Data entries:

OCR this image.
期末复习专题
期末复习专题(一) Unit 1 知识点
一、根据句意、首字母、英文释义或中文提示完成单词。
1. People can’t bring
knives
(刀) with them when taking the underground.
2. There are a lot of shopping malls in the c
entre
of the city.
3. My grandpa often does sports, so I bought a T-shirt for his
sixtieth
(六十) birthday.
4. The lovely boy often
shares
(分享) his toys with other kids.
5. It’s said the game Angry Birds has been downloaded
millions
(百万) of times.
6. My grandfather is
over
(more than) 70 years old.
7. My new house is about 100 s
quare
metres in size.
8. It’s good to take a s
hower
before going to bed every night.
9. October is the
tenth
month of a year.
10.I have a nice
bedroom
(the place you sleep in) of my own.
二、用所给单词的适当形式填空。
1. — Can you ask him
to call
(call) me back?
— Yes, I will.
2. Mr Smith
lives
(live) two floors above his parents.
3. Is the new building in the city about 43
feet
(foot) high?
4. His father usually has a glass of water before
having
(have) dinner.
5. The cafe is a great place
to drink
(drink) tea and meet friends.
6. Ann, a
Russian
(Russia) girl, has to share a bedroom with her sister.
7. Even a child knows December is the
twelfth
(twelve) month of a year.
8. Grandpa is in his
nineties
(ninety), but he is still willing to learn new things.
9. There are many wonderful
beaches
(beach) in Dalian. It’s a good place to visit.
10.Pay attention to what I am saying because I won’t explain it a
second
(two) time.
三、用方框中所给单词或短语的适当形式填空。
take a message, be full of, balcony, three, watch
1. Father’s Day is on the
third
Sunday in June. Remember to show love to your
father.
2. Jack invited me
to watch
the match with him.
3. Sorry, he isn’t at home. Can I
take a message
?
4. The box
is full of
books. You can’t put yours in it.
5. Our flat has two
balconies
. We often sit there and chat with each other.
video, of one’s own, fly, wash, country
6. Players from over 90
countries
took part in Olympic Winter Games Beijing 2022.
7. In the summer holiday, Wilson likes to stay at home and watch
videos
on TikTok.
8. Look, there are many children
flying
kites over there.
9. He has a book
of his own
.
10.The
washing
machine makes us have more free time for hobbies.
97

◆ **Work to do**
Return the material exactly as it stands.

◆ **Correct answer**
OCR this image.
期末复习专题
期末复习专题(一) Unit 1 知识点
一、根据句意、首字母、英文释义或中文提示完成单词。
1. People can’t bring
knives
(刀) with them when taking the underground.
2. There are a lot of shopping malls in the c
entre
of the city.
3. My grandpa often does sports, so I bought a T-shirt for his
sixtieth
(六十) birthday.
4. The lovely boy often
shares
(分享) his toys with other kids.
5. It’s said the game Angry Birds has been downloaded
millions
(百万) of times.
6. My grandfather is
over
(more than) 70 years old.
7. My new house is about 100 s
quare
metres in size.
8. It’s good to take a s
hower
before going to bed every night.
9. October is the
tenth
month of a year.
10.I have a nice
bedroom
(the place you sleep in) of my own.
二、用所给单词的适当形式填空。
1. — Can you ask him
to call
(call) me back?
— Yes, I will.
2. Mr Smith
lives
(live) two floors above his parents.
3. Is the new building in the city about 43
feet
(foot) high?
4. His father usually has a glass of water before
having
(have) dinner.
5. The cafe is a great place
to drink
(drink) tea and meet friends.
6. Ann, a
Russian
(Russia) girl, has to share a bedroom with her sister.
7. Even a child knows December is the
twelfth
(twelve) month of a year.
8. Grandpa is in his
nineties
(ninety), but he is still willing to learn new things.
9. There are many wonderful
beaches
(beach) in Dalian. It’s a good place to visit.
10.Pay attention to what I am saying because I won’t explain it a
second
(two) time.
三、用方框中所给单词或短语的适当形式填空。
take a message, be full of, balcony, three, watch
1. Father’s Day is on the
third
Sunday in June. Remember to show love to your
father.
2. Jack invited me
to watch
the match with him.
3. Sorry, he isn’t at home. Can I
take a message
?
4. The box
is full of
books. You can’t put yours in it.
5. Our flat has two
balconies
. We often sit there and chat with each other.
video, of one’s own, fly, wash, country
6. Players from over 90
countries
took part in Olympic Winter Games Beijing 2022.
7. In the summer holiday, Wilson likes to stay at home and watch
videos
on TikTok.
8. Look, there are many children
flying
kites over there.
9. He has a book
of his own
.
10.The
washing
machine makes us have more free time for hobbies.
97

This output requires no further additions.